Each line containing the word "ylabel" must be reported.

· · · · ·

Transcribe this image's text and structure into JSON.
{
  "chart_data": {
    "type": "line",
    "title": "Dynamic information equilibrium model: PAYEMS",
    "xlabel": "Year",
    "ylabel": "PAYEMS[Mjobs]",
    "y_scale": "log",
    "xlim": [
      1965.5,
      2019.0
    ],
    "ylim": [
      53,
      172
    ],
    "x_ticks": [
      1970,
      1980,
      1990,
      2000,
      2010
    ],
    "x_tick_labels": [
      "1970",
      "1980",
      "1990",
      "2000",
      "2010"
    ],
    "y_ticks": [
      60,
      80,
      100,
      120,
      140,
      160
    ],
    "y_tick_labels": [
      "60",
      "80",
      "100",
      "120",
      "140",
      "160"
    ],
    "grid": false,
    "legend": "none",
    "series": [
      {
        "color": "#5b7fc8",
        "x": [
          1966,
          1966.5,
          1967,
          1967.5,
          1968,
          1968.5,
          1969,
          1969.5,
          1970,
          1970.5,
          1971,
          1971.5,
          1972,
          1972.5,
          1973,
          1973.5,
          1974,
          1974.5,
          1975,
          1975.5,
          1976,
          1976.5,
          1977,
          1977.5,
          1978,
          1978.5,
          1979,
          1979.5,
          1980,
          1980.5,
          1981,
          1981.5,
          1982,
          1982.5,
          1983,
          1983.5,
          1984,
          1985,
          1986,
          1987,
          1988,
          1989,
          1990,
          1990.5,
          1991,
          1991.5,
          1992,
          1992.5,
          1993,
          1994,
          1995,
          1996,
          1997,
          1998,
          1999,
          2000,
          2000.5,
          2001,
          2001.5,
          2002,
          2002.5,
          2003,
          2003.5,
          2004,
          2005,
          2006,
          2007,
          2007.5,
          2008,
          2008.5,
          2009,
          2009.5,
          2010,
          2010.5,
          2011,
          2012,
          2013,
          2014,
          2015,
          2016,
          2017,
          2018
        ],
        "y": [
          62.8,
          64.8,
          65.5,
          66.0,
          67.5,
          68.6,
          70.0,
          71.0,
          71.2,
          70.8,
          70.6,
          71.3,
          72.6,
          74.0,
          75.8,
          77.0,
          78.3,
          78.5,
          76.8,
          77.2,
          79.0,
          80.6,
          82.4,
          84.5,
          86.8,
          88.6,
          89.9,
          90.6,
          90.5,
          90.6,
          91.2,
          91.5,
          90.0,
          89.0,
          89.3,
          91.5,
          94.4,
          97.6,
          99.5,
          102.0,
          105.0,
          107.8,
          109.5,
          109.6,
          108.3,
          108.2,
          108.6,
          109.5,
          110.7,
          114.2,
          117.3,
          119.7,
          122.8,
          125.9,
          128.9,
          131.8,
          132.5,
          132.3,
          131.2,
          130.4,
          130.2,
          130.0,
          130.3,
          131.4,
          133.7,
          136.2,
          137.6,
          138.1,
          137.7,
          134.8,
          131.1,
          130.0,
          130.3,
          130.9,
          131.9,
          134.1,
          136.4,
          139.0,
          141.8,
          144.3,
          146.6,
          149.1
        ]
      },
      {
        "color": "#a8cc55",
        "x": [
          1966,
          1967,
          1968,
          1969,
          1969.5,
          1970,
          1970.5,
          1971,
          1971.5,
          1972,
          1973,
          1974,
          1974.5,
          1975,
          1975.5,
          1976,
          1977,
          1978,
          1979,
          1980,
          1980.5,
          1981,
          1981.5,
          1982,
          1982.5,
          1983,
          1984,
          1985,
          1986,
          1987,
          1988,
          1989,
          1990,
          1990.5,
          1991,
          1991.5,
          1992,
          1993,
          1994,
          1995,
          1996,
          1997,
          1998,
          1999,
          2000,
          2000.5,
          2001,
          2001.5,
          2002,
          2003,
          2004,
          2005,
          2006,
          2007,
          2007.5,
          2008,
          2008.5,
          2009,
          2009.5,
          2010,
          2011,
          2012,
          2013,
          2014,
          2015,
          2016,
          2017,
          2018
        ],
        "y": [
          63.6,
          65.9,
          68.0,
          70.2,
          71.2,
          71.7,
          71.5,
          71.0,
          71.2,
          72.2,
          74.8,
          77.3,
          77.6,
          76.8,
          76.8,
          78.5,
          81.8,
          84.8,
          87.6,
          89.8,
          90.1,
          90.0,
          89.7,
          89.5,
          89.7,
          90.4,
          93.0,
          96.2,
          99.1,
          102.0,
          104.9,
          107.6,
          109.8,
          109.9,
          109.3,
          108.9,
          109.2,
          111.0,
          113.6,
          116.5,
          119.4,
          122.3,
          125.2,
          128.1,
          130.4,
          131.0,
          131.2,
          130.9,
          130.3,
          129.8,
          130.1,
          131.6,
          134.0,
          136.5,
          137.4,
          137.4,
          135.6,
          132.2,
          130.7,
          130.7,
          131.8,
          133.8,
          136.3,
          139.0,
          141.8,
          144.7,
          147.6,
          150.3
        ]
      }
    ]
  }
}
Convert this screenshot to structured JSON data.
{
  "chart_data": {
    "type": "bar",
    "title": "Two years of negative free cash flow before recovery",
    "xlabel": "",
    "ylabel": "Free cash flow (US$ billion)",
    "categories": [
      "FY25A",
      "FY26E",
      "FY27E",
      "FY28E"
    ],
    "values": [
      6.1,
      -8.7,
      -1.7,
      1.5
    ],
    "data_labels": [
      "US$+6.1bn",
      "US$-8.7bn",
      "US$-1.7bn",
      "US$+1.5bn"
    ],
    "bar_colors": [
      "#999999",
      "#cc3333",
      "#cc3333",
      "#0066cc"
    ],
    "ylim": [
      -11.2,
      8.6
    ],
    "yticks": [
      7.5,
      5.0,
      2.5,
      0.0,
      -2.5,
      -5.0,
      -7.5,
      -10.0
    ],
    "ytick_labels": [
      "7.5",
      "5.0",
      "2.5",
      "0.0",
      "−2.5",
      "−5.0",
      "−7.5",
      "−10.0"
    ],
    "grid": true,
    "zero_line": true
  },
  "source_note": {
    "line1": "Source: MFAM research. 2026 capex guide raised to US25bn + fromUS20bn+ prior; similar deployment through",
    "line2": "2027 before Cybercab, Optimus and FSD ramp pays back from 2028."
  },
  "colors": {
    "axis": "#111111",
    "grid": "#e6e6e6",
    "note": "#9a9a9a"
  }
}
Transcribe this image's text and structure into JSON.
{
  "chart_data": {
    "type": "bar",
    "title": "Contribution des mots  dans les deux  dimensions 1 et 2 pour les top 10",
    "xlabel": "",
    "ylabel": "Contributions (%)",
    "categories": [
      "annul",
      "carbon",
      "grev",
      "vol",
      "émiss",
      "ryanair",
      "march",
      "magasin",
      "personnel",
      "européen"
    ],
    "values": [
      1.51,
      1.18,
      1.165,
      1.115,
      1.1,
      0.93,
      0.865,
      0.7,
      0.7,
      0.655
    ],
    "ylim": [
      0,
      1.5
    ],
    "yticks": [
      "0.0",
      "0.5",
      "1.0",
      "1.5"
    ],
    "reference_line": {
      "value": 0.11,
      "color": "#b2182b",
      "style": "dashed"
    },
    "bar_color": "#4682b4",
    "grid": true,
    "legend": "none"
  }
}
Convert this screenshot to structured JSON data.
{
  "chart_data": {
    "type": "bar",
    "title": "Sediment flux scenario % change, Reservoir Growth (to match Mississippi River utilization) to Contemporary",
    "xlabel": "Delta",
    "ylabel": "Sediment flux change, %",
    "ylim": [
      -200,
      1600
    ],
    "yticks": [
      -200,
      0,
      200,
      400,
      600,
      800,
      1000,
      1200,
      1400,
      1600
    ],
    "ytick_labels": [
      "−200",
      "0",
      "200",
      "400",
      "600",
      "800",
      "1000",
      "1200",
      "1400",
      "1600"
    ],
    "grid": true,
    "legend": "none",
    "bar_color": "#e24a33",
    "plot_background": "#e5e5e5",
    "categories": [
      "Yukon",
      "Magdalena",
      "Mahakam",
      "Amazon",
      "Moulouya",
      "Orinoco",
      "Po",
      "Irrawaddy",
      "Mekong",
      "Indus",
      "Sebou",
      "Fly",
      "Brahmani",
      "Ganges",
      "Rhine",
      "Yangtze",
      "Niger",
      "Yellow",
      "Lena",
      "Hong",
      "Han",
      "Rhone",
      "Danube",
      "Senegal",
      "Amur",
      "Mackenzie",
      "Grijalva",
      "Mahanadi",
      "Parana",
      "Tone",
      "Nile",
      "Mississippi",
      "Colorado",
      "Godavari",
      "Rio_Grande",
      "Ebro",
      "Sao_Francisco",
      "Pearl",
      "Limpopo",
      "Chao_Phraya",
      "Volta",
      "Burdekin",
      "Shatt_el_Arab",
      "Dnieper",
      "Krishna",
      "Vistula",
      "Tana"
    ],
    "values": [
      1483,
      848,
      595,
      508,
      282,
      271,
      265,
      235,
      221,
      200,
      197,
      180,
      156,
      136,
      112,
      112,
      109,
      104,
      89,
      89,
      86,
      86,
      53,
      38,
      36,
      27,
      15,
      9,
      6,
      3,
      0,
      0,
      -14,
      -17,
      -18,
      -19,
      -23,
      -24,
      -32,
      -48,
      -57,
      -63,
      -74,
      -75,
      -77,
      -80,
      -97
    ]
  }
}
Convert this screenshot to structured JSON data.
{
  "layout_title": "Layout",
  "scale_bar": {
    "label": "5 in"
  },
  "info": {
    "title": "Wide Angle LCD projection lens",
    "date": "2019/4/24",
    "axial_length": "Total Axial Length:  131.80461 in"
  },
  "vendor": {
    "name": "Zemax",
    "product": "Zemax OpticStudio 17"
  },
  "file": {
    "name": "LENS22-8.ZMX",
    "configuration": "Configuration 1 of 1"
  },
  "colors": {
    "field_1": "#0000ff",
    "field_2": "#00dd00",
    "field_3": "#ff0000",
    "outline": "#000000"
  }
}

· · · · ·

* Expected answer:
    "ylabel": "PAYEMS[Mjobs]",
    "ylabel": "Free cash flow (US$ billion)",
    "ylabel": "Contributions (%)",
    "ylabel": "Sediment flux change, %",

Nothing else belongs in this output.